■ Exercise goal ■
Where the string "minmax" occurs in the material below, report the whole line.

■ Entries provided ■
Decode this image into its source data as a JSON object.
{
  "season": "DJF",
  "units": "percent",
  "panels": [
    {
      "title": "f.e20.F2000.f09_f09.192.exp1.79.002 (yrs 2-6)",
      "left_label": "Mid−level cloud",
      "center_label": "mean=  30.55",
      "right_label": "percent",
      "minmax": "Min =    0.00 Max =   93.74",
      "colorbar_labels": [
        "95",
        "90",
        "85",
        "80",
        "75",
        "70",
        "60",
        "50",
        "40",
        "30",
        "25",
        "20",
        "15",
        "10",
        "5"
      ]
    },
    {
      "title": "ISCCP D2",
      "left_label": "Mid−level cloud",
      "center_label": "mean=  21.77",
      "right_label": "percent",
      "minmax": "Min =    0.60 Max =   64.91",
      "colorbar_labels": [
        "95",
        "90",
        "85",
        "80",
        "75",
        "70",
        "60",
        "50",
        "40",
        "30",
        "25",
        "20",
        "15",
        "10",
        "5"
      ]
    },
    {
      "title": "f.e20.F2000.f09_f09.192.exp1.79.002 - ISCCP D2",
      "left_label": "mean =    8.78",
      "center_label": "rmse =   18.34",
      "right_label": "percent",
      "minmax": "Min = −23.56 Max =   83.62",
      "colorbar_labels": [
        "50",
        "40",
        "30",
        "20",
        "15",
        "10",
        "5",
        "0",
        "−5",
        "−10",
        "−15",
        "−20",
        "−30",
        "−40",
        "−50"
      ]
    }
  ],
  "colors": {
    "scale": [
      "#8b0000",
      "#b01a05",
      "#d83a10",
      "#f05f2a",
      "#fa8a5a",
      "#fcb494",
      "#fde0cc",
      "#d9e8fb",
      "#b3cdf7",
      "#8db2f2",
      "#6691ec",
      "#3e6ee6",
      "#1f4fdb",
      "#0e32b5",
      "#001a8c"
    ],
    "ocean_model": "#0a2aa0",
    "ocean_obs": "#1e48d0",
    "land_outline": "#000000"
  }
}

--

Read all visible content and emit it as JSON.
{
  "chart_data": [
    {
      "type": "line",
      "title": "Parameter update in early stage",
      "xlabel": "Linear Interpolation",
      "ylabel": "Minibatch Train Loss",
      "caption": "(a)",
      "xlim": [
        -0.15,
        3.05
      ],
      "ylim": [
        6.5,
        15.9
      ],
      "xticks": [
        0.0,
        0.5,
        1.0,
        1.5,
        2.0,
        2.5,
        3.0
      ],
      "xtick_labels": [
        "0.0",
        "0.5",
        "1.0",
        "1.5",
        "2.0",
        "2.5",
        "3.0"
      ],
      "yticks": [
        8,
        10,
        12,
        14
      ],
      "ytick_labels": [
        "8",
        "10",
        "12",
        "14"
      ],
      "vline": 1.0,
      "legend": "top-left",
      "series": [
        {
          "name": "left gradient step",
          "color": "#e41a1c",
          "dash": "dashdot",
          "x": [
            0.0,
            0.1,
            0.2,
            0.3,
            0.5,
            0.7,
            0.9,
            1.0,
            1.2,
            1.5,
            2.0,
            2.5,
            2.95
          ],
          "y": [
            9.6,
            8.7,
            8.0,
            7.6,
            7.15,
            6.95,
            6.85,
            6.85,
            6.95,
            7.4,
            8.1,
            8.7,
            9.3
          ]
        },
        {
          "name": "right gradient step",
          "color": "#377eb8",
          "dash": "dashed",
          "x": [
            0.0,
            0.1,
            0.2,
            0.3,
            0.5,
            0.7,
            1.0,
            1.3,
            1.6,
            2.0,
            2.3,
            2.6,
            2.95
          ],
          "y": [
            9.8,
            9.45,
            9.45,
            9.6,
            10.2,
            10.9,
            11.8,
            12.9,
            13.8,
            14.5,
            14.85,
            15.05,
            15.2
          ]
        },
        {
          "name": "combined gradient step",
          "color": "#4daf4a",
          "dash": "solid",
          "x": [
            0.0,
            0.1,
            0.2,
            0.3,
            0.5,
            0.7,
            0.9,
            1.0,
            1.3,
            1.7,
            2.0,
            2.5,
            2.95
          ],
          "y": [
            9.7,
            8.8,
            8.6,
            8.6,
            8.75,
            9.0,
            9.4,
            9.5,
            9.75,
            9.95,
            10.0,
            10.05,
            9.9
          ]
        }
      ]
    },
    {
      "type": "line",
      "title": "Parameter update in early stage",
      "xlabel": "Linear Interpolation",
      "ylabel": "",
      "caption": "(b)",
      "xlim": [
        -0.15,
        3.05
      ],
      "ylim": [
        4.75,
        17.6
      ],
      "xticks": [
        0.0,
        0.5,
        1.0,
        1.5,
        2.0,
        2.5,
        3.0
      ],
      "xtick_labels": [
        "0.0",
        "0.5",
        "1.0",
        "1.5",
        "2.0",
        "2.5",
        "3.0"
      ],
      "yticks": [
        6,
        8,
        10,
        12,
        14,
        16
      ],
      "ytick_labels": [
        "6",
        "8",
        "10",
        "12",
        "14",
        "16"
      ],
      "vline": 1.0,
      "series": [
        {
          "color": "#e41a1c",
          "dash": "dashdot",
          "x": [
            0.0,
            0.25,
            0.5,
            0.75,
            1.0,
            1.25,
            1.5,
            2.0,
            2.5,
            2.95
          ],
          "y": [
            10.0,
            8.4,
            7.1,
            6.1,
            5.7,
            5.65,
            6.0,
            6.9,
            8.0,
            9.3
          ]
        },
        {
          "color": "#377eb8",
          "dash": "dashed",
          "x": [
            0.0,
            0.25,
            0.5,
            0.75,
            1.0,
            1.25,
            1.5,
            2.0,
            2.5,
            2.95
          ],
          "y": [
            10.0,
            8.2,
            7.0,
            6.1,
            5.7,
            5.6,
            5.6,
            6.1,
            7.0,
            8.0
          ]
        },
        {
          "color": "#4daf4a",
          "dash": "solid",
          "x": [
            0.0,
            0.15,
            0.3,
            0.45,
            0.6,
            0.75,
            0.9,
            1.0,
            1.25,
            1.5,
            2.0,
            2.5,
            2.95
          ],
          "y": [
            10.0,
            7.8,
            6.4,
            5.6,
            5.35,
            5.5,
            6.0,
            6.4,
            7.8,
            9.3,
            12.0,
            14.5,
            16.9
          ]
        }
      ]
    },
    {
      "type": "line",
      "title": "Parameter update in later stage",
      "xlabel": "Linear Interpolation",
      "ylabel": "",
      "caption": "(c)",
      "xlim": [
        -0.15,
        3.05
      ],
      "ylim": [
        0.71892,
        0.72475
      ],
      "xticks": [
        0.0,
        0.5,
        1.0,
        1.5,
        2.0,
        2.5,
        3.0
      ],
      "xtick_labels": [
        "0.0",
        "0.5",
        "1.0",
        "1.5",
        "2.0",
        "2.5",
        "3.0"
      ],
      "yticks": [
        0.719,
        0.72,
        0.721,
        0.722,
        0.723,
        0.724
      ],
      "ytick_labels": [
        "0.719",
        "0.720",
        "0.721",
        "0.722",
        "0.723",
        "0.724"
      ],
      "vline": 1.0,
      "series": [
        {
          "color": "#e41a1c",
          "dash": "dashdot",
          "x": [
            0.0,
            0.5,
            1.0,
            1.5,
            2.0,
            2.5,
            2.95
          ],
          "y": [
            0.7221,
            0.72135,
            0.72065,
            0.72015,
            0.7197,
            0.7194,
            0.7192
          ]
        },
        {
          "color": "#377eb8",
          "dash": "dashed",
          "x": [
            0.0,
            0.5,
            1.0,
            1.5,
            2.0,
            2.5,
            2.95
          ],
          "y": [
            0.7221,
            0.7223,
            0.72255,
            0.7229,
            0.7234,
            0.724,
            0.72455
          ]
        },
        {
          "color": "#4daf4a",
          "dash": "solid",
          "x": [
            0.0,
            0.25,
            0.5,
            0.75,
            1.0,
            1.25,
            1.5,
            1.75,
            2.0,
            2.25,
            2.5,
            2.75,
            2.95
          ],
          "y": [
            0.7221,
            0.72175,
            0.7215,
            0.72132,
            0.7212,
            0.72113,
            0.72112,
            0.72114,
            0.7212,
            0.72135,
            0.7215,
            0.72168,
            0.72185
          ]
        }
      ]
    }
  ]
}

---

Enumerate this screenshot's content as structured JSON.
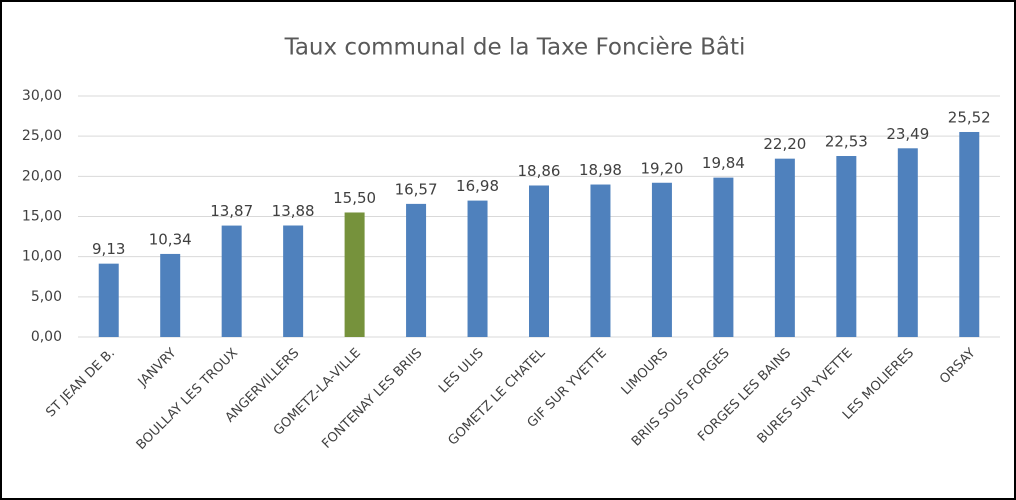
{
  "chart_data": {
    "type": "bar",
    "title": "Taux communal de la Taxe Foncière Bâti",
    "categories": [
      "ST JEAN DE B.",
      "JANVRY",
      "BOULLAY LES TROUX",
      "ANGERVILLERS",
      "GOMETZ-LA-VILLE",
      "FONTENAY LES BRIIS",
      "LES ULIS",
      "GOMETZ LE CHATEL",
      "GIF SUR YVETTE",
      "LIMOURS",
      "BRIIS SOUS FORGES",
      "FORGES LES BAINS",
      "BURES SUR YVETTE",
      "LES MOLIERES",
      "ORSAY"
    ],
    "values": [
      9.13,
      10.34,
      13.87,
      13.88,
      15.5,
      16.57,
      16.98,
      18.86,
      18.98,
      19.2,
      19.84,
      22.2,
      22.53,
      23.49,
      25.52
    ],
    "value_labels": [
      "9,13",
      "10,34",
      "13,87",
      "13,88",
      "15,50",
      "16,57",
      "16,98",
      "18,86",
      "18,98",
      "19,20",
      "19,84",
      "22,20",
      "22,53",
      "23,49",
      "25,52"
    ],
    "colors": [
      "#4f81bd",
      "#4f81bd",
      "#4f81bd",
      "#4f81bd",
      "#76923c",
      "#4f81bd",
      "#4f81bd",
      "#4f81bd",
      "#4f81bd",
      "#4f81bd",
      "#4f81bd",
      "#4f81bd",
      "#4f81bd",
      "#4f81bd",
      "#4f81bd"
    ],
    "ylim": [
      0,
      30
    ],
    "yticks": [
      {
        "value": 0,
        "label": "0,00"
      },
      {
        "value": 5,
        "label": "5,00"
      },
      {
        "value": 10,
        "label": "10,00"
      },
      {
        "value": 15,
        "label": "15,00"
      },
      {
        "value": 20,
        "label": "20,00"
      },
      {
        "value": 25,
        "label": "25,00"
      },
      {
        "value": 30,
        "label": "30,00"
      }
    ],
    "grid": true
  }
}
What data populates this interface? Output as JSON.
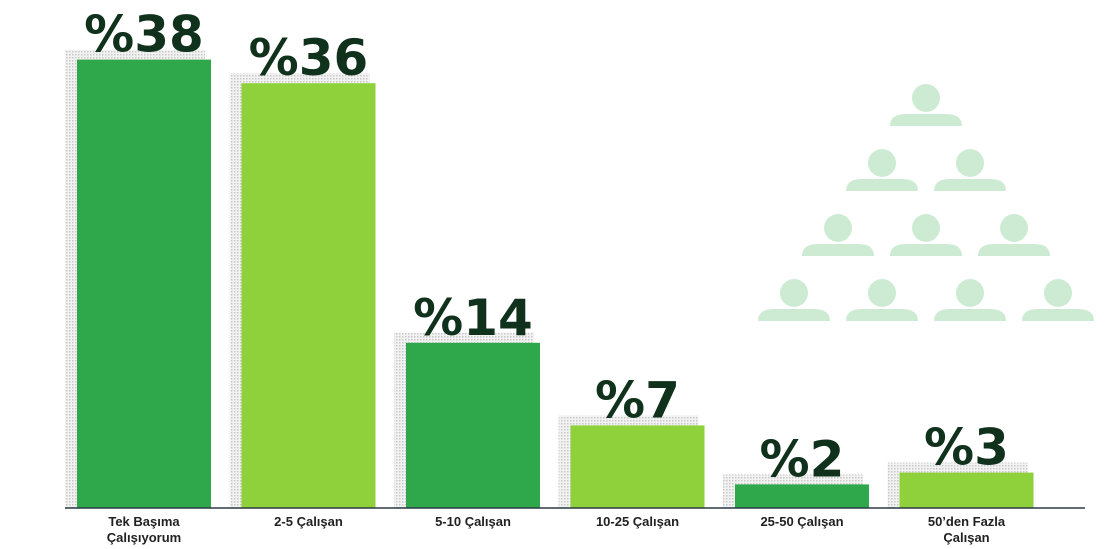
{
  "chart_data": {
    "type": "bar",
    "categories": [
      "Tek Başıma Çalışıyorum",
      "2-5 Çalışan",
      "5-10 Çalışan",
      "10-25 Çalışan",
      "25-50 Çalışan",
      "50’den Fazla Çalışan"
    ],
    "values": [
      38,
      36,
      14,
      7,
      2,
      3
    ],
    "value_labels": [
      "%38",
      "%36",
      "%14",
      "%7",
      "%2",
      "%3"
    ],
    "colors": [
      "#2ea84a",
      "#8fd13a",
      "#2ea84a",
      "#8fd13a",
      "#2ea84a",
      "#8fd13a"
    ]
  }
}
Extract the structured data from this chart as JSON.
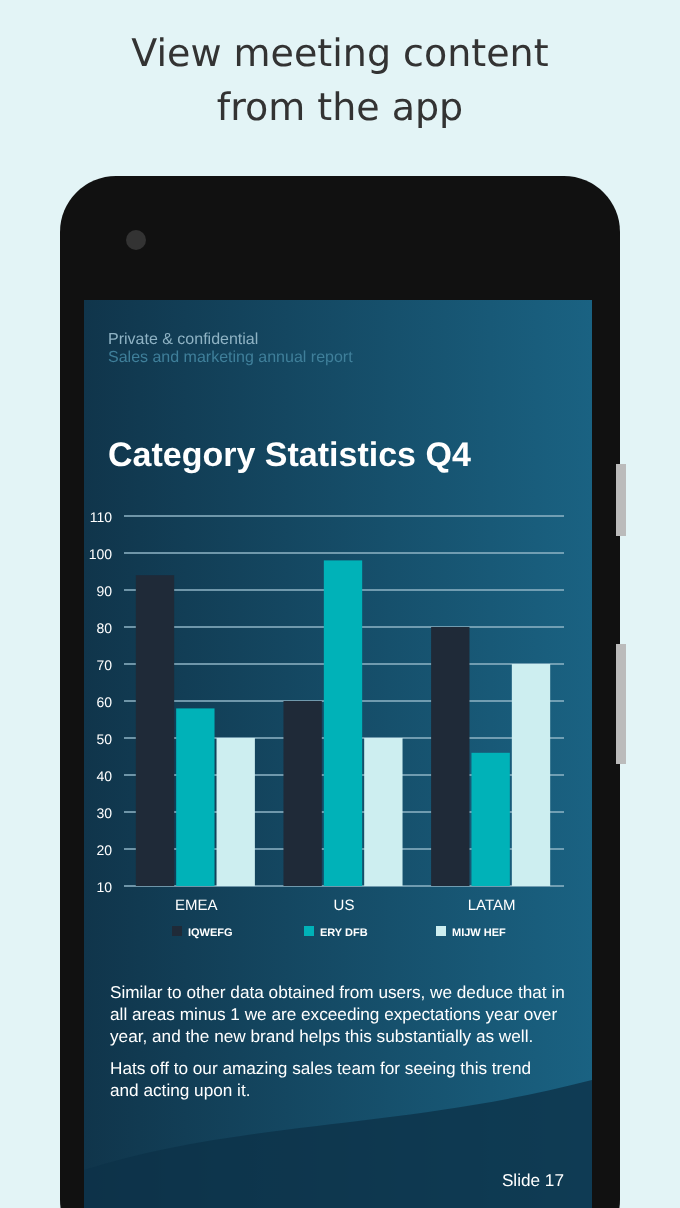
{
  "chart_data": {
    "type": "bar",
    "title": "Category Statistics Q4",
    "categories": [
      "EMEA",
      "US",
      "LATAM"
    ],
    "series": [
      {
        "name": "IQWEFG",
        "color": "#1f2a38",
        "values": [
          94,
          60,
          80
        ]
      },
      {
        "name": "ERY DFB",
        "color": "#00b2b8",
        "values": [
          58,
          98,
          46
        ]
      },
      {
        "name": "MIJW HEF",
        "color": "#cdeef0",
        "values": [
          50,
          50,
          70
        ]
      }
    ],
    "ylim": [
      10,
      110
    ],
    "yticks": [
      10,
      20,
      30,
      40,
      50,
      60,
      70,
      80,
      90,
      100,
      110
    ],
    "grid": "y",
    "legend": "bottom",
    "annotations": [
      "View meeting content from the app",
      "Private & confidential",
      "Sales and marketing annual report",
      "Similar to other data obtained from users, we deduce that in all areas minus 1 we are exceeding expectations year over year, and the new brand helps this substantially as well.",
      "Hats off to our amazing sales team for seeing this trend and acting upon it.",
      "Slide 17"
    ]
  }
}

■ Exercise output ■
      "minmax": "Min =    0.00 Max =   93.74",
      "minmax": "Min =    0.60 Max =   64.91",
      "minmax": "Min = −23.56 Max =   83.62",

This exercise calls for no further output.